# [What is required]
Select the lines that contain "绳状青霉" and copy each of them.

# [Data extract]
%%

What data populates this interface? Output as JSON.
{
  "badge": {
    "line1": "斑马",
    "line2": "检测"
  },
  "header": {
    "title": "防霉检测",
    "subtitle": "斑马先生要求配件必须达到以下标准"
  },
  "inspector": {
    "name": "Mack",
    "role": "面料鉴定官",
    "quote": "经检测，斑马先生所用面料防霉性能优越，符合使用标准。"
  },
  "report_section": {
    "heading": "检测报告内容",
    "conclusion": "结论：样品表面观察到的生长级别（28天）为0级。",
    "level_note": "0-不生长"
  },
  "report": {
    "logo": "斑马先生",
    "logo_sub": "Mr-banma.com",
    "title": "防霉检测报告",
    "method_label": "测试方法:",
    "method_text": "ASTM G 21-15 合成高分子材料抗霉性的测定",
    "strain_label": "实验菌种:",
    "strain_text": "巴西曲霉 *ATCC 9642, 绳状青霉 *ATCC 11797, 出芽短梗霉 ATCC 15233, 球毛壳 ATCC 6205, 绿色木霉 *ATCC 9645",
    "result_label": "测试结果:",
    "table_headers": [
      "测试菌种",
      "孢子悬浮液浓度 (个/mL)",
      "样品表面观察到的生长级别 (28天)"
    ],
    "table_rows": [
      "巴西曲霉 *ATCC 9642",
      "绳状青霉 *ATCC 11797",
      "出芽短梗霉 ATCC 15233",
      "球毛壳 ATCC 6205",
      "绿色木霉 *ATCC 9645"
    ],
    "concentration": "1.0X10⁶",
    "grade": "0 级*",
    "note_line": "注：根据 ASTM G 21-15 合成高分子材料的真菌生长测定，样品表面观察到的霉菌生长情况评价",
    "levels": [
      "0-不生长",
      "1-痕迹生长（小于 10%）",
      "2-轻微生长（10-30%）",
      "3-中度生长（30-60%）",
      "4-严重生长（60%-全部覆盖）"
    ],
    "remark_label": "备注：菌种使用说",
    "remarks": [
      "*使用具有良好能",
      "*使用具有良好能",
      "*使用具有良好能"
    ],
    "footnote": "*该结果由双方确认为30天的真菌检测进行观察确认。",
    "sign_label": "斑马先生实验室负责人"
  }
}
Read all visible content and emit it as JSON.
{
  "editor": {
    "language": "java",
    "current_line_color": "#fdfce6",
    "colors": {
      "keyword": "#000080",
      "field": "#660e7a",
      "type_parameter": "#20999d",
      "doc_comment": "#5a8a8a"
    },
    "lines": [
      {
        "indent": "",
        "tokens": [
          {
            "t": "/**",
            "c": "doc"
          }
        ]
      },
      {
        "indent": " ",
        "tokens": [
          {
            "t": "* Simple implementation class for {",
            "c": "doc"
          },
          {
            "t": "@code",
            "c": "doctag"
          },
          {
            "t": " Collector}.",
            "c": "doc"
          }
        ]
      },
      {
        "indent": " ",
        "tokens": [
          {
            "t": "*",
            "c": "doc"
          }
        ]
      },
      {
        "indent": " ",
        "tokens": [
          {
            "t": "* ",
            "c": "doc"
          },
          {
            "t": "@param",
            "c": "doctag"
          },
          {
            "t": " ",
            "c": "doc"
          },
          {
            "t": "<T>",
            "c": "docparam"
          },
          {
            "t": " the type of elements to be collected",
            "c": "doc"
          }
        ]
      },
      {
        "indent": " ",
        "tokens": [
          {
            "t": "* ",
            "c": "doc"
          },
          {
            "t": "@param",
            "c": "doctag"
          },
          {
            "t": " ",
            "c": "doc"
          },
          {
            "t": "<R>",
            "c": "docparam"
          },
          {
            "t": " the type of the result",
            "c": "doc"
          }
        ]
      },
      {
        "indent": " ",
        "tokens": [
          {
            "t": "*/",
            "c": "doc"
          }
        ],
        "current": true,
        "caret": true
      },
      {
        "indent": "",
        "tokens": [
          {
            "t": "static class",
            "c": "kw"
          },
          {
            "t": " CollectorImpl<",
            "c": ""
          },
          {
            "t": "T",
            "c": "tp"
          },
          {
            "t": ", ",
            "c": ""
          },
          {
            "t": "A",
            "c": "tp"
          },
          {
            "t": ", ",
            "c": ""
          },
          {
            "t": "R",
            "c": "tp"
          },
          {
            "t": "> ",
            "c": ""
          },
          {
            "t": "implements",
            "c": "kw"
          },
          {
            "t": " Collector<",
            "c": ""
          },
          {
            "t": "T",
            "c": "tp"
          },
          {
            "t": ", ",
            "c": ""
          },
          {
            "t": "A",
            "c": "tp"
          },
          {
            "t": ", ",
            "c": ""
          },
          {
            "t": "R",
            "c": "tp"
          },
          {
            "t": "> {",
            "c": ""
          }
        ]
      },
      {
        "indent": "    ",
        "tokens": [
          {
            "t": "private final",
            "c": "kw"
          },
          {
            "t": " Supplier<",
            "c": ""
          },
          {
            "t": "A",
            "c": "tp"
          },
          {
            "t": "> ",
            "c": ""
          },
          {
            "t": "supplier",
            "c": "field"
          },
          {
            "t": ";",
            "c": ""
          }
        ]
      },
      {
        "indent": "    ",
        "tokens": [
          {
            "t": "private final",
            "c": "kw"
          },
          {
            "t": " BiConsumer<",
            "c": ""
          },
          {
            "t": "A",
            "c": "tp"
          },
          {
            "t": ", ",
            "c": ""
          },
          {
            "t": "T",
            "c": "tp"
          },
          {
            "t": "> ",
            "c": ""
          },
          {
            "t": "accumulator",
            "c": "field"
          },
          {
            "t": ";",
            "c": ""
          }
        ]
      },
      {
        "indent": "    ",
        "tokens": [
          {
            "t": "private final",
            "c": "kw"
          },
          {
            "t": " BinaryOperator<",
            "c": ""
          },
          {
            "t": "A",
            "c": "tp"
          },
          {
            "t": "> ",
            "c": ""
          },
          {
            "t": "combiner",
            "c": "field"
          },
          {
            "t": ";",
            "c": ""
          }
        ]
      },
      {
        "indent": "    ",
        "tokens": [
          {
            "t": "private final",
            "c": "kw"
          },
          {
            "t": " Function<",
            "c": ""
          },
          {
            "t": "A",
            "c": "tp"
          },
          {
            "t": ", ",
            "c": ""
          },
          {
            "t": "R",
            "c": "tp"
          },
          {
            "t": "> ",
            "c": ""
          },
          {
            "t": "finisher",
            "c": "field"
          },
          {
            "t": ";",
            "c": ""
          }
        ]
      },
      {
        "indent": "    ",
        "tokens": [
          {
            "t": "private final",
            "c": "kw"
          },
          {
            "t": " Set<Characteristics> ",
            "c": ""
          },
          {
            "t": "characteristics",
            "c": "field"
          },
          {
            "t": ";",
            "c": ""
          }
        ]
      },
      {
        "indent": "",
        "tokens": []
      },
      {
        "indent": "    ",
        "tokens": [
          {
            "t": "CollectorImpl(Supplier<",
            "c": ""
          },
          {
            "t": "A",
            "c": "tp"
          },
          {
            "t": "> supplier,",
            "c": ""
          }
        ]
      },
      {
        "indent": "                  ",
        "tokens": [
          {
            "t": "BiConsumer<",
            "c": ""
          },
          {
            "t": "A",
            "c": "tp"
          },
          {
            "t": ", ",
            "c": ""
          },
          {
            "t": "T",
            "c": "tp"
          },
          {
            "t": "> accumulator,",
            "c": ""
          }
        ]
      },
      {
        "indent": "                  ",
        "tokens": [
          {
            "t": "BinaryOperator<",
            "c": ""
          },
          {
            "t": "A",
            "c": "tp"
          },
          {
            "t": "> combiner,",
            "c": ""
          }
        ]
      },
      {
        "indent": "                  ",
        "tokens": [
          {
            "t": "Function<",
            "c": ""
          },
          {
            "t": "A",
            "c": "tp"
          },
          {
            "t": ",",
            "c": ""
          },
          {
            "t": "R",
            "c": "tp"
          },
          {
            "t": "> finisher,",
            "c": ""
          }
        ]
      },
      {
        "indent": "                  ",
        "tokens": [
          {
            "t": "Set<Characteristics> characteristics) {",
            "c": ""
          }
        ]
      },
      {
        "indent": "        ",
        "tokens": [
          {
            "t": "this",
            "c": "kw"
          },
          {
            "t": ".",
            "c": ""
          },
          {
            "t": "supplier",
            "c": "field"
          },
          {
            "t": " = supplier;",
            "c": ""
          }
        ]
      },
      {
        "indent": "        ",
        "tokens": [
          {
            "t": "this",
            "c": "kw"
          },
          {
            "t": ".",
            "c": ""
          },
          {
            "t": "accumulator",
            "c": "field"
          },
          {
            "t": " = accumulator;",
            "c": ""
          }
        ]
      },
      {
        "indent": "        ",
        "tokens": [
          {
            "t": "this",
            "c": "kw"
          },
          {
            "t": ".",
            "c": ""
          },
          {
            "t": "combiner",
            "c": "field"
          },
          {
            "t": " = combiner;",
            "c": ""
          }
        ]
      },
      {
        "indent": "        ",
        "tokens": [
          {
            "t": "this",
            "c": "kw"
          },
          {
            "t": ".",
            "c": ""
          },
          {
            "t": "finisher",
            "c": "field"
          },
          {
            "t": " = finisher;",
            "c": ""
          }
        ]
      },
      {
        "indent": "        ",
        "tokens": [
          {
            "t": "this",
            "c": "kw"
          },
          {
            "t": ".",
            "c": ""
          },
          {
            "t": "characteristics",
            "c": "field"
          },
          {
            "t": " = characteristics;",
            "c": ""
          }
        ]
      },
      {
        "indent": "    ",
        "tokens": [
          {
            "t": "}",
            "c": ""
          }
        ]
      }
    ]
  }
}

%%

# [Complete output]
    "strain_text": "巴西曲霉 *ATCC 9642, 绳状青霉 *ATCC 11797, 出芽短梗霉 ATCC 15233, 球毛壳 ATCC 6205, 绿色木霉 *ATCC 9645",
      "绳状青霉 *ATCC 11797",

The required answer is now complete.